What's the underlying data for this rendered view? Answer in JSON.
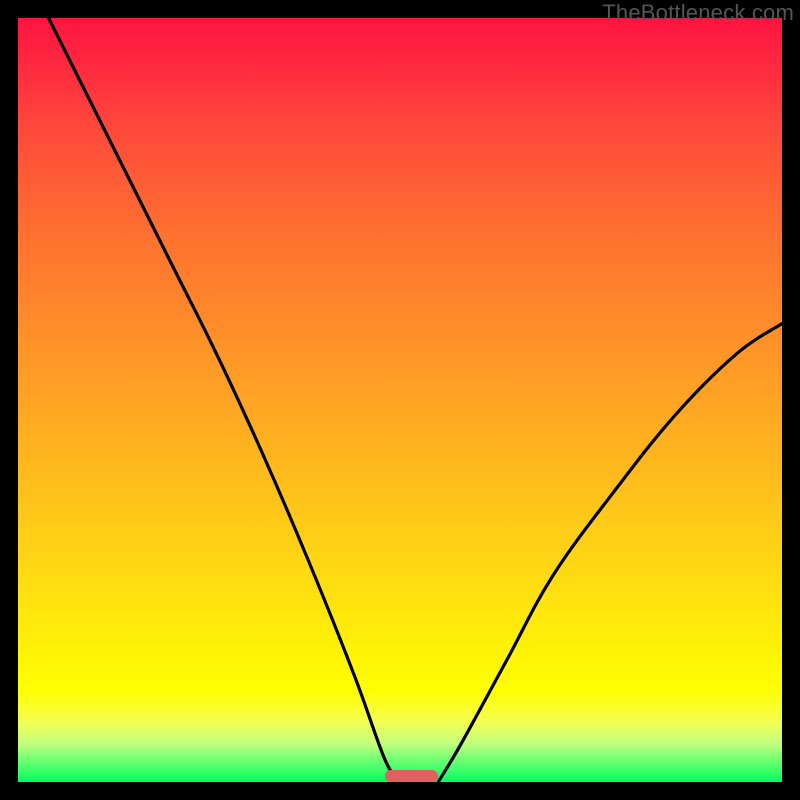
{
  "watermark": "TheBottleneck.com",
  "chart_data": {
    "type": "line",
    "title": "",
    "xlabel": "",
    "ylabel": "",
    "xlim": [
      0,
      100
    ],
    "ylim": [
      0,
      100
    ],
    "grid": false,
    "legend": false,
    "series": [
      {
        "name": "left-curve",
        "points": [
          {
            "x": 4,
            "y": 100
          },
          {
            "x": 8,
            "y": 92
          },
          {
            "x": 14,
            "y": 80
          },
          {
            "x": 20,
            "y": 68
          },
          {
            "x": 26,
            "y": 56
          },
          {
            "x": 32,
            "y": 43
          },
          {
            "x": 38,
            "y": 29
          },
          {
            "x": 44,
            "y": 14
          },
          {
            "x": 48,
            "y": 3
          },
          {
            "x": 50,
            "y": 0
          }
        ]
      },
      {
        "name": "right-curve",
        "points": [
          {
            "x": 55,
            "y": 0
          },
          {
            "x": 58,
            "y": 5
          },
          {
            "x": 64,
            "y": 16
          },
          {
            "x": 70,
            "y": 27
          },
          {
            "x": 78,
            "y": 38
          },
          {
            "x": 86,
            "y": 48
          },
          {
            "x": 94,
            "y": 56
          },
          {
            "x": 100,
            "y": 60
          }
        ]
      }
    ],
    "marker": {
      "x_start": 48,
      "x_end": 55,
      "y": 0,
      "color": "#e06060"
    }
  },
  "colors": {
    "background": "#000000",
    "curve": "#000000",
    "marker": "#e06060",
    "watermark": "#555555"
  }
}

□ □ □ □ □

Reproduce all of the entries word for word, skipping any pictures they hold.

What's the underlying data for this rendered view? Answer in JSON.
{
  "watermark": "TheBottleneck.com",
  "chart_data": {
    "type": "line",
    "title": "",
    "xlabel": "",
    "ylabel": "",
    "xlim": [
      0,
      100
    ],
    "ylim": [
      0,
      100
    ],
    "grid": false,
    "legend": false,
    "series": [
      {
        "name": "left-curve",
        "points": [
          {
            "x": 4,
            "y": 100
          },
          {
            "x": 8,
            "y": 92
          },
          {
            "x": 14,
            "y": 80
          },
          {
            "x": 20,
            "y": 68
          },
          {
            "x": 26,
            "y": 56
          },
          {
            "x": 32,
            "y": 43
          },
          {
            "x": 38,
            "y": 29
          },
          {
            "x": 44,
            "y": 14
          },
          {
            "x": 48,
            "y": 3
          },
          {
            "x": 50,
            "y": 0
          }
        ]
      },
      {
        "name": "right-curve",
        "points": [
          {
            "x": 55,
            "y": 0
          },
          {
            "x": 58,
            "y": 5
          },
          {
            "x": 64,
            "y": 16
          },
          {
            "x": 70,
            "y": 27
          },
          {
            "x": 78,
            "y": 38
          },
          {
            "x": 86,
            "y": 48
          },
          {
            "x": 94,
            "y": 56
          },
          {
            "x": 100,
            "y": 60
          }
        ]
      }
    ],
    "marker": {
      "x_start": 48,
      "x_end": 55,
      "y": 0,
      "color": "#e06060"
    }
  },
  "colors": {
    "background": "#000000",
    "curve": "#000000",
    "marker": "#e06060",
    "watermark": "#555555"
  }
}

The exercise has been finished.